- Stated problem -
Return a copy of each line that holds the string "Ajit".
╭──
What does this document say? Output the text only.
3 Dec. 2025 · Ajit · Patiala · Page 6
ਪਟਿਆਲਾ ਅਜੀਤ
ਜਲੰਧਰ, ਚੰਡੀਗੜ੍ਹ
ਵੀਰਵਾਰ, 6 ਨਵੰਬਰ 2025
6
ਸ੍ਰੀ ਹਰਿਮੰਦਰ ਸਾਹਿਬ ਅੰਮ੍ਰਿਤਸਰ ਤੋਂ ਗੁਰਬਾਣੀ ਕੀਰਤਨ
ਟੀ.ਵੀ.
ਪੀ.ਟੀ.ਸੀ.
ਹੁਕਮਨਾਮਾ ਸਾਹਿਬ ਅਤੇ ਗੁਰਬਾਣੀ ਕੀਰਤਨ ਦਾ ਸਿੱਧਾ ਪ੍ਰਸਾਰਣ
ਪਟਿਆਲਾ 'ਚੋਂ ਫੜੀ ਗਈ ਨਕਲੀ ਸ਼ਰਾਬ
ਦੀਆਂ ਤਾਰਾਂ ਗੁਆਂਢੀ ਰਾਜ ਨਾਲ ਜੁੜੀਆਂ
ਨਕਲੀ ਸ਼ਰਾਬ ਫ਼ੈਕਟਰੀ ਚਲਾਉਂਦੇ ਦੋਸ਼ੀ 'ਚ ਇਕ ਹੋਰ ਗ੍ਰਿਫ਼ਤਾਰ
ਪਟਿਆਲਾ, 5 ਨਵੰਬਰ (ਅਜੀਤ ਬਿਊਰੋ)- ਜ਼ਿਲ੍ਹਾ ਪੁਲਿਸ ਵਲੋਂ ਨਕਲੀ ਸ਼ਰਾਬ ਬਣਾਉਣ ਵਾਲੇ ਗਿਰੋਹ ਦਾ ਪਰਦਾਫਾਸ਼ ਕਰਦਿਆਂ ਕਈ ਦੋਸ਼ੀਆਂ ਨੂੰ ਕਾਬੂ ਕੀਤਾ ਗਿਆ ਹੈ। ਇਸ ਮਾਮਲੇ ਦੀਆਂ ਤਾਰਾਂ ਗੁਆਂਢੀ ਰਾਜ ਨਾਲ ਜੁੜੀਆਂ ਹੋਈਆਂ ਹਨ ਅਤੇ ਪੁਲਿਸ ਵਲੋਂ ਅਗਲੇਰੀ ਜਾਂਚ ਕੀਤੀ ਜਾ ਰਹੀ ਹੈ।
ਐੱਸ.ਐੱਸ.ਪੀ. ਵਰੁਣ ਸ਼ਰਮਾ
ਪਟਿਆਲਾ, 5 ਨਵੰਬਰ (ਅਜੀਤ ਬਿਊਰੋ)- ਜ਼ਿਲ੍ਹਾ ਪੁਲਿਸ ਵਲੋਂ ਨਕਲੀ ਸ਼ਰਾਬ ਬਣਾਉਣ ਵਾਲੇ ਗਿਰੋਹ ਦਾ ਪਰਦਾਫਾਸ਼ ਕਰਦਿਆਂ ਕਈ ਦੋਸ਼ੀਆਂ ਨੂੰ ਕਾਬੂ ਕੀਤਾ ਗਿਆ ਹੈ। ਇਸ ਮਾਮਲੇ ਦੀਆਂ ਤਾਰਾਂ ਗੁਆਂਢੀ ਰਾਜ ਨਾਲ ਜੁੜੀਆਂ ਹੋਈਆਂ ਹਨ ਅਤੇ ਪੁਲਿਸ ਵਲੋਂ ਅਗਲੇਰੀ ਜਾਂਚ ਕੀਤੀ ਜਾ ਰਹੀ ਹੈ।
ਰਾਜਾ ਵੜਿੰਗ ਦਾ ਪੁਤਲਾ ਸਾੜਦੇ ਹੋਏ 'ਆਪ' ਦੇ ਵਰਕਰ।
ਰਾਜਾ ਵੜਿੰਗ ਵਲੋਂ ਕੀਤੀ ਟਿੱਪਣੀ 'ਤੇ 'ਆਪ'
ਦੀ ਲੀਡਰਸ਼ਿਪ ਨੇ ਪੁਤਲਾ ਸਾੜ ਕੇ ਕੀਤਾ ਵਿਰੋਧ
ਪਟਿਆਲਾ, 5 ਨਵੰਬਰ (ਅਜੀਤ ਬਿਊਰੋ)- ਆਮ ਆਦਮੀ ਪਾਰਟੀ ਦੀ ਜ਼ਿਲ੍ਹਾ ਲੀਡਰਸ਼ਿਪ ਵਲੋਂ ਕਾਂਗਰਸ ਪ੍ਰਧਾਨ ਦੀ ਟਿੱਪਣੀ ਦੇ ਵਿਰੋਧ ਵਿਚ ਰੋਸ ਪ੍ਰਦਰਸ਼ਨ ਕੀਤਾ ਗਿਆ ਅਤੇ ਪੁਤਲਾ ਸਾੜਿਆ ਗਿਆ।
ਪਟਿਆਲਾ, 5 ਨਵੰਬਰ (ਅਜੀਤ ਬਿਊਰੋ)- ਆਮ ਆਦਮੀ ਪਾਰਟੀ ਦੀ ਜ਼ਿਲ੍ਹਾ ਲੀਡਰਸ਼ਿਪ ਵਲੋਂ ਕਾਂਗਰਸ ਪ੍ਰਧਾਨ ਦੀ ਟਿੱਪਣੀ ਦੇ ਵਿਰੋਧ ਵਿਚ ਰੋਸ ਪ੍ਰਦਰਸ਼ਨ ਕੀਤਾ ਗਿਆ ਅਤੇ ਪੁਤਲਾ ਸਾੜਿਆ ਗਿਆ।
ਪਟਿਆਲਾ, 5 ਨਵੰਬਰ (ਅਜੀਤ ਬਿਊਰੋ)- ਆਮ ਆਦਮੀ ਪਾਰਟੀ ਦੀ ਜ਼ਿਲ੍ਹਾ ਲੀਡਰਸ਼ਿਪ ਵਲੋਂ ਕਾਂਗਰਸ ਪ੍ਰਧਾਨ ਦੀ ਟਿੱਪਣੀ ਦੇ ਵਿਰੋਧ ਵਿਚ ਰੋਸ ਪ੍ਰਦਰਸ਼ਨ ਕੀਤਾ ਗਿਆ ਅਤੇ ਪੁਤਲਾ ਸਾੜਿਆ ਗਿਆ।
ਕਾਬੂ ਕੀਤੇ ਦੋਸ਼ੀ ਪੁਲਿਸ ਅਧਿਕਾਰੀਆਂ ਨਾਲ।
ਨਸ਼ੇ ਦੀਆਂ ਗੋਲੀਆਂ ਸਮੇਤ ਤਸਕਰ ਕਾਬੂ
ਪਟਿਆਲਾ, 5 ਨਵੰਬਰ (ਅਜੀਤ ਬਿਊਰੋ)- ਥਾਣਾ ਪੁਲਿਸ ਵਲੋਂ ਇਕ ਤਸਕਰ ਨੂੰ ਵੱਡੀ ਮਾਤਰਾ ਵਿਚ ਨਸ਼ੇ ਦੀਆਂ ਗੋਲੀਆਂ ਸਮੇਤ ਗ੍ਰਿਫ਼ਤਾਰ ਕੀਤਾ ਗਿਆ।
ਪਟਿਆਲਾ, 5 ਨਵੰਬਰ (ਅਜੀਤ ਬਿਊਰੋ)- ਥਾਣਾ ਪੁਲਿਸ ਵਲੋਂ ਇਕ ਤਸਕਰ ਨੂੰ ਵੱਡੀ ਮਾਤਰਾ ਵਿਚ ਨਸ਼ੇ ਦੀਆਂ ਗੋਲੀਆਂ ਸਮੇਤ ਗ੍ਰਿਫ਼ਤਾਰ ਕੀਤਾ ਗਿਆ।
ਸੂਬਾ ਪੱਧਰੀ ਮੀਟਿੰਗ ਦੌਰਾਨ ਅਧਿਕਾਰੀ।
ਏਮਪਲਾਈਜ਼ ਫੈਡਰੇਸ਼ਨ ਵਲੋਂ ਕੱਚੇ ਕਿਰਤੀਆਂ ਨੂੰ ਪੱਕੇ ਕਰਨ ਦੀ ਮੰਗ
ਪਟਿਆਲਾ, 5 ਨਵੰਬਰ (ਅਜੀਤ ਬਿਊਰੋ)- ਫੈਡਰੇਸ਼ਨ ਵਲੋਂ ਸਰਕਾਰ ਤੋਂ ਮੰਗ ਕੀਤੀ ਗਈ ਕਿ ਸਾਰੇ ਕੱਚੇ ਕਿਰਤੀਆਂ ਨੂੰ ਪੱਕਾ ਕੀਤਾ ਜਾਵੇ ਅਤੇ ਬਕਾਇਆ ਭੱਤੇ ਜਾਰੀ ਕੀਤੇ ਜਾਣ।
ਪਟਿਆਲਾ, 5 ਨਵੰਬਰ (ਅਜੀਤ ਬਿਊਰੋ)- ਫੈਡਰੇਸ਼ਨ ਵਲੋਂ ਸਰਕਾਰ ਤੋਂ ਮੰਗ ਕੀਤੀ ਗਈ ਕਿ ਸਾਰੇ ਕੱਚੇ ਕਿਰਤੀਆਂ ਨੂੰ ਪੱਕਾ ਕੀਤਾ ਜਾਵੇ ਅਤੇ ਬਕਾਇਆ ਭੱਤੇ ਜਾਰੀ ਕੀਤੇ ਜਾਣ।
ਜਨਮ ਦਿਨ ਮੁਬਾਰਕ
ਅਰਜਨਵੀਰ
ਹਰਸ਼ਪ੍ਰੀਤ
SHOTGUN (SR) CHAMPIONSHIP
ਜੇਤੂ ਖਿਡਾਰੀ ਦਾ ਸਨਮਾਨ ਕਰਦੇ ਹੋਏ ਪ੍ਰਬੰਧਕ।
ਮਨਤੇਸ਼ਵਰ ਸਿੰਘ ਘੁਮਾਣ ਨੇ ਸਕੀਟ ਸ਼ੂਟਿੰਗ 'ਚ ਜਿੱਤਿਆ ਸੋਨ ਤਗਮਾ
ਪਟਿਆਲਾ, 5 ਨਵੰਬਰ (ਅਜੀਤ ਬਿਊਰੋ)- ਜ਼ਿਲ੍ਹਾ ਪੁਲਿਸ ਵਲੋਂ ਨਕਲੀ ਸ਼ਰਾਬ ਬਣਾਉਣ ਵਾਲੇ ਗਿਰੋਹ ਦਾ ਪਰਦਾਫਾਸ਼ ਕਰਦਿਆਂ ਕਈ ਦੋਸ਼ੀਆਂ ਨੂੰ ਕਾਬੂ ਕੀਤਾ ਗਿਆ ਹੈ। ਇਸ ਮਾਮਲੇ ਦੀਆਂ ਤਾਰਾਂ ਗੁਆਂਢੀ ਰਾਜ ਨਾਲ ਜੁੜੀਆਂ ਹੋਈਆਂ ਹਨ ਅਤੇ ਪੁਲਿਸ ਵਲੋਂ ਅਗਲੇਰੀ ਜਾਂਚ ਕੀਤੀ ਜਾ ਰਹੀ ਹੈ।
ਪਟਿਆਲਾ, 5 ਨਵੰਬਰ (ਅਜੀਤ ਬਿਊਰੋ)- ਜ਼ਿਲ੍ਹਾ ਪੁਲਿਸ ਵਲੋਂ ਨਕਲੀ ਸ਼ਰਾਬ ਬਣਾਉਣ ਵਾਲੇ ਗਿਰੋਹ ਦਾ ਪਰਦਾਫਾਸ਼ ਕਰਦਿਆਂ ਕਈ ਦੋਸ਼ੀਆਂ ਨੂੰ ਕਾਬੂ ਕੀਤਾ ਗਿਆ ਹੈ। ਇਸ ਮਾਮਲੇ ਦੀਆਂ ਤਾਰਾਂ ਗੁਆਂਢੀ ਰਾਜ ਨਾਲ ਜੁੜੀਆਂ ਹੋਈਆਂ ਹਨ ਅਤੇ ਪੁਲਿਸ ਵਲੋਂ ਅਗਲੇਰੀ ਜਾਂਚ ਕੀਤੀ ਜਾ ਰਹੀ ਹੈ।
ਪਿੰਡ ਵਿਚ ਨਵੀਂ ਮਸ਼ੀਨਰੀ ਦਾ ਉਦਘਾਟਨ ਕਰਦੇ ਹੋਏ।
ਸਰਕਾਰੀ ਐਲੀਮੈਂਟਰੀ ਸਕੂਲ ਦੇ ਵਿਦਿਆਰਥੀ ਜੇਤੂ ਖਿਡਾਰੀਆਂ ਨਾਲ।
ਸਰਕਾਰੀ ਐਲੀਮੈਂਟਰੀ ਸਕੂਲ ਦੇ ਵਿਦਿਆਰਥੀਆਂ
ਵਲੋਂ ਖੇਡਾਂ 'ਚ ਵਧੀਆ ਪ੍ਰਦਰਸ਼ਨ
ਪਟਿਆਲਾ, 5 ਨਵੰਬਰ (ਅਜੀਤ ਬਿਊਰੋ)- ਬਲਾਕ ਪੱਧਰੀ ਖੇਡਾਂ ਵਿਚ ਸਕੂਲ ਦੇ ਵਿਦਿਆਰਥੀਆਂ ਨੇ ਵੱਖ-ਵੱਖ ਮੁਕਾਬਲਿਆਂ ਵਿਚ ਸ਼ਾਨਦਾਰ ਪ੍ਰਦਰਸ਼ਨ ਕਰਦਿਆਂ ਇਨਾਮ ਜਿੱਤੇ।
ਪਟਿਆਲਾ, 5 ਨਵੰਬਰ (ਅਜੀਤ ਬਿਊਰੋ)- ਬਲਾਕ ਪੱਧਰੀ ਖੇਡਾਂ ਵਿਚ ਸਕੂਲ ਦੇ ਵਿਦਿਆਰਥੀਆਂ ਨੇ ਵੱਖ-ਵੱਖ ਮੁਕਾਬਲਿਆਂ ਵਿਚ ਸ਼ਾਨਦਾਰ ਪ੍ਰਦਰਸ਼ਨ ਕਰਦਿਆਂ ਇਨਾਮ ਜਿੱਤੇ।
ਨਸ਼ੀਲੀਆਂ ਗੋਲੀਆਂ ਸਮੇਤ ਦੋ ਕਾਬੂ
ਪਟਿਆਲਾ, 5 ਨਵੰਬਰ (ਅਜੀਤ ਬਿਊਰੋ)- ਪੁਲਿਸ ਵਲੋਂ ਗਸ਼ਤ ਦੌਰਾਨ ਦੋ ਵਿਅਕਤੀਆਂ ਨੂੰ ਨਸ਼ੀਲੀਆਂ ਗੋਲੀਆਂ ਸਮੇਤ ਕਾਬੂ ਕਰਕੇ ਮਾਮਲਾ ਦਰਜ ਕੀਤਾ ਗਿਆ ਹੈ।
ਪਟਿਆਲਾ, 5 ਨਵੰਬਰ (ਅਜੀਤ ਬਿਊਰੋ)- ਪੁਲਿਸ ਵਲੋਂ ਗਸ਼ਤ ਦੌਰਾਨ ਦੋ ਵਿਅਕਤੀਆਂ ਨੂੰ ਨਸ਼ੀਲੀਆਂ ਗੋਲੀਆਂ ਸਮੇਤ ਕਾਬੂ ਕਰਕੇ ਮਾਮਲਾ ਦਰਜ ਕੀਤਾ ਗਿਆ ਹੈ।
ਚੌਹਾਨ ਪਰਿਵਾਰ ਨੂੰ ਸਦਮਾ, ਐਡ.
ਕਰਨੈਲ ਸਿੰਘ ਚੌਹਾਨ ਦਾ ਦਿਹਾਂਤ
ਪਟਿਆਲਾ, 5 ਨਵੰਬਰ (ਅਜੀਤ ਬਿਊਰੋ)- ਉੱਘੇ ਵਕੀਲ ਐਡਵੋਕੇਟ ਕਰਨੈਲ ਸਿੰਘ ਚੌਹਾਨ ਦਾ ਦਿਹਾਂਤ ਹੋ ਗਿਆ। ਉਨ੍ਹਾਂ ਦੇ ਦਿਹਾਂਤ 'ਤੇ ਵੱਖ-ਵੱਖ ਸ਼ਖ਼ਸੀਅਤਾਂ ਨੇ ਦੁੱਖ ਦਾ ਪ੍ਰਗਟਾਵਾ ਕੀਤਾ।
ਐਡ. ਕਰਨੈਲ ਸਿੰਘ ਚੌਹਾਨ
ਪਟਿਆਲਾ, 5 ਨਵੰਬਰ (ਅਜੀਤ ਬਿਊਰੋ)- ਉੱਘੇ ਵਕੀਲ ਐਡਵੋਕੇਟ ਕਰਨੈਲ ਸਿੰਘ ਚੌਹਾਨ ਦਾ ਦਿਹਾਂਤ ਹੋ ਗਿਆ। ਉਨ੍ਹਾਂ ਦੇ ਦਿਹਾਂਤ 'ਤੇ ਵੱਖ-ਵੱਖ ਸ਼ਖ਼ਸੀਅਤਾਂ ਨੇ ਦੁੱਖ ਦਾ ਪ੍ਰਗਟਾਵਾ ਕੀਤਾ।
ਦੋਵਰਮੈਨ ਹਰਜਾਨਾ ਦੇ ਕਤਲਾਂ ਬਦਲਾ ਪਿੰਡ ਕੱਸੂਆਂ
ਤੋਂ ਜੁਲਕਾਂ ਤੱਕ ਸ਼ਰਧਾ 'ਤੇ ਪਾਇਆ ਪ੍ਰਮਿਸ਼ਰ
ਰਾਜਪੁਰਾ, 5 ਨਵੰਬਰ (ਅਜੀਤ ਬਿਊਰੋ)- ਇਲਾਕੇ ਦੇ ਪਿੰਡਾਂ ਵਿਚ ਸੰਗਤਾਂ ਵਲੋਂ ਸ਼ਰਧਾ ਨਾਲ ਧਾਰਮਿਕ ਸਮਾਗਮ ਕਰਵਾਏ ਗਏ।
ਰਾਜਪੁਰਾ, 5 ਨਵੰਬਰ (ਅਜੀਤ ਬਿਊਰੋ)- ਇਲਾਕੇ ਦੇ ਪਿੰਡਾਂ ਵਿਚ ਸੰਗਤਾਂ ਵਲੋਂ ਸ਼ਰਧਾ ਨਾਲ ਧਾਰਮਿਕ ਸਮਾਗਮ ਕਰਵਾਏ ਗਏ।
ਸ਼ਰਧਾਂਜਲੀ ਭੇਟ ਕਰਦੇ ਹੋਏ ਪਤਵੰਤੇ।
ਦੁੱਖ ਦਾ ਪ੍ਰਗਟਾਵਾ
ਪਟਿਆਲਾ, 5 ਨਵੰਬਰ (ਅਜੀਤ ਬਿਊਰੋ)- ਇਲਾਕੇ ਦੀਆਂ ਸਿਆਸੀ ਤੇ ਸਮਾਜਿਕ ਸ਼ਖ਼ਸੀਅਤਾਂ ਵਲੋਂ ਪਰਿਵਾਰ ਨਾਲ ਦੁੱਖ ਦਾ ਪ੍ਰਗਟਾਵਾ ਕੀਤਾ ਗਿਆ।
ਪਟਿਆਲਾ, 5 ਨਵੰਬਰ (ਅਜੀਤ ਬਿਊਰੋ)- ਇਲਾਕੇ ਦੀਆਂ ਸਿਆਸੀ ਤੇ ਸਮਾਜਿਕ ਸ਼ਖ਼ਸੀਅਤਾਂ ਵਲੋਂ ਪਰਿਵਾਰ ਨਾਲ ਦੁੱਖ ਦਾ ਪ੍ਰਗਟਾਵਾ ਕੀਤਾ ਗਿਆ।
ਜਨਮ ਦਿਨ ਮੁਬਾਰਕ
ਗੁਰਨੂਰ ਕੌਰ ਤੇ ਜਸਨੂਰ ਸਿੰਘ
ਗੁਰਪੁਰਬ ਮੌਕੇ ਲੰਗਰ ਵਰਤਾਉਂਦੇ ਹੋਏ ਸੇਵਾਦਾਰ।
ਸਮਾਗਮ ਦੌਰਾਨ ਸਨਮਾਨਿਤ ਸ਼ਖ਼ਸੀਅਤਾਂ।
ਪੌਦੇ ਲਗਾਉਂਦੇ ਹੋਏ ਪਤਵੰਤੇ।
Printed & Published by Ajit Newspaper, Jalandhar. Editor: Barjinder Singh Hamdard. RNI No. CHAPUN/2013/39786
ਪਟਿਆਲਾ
╰──
- Reply to the task -
3 Dec. 2025 · Ajit · Patiala · Page 6
Printed & Published by Ajit Newspaper, Jalandhar. Editor: Barjinder Singh Hamdard. RNI No. CHAPUN/2013/39786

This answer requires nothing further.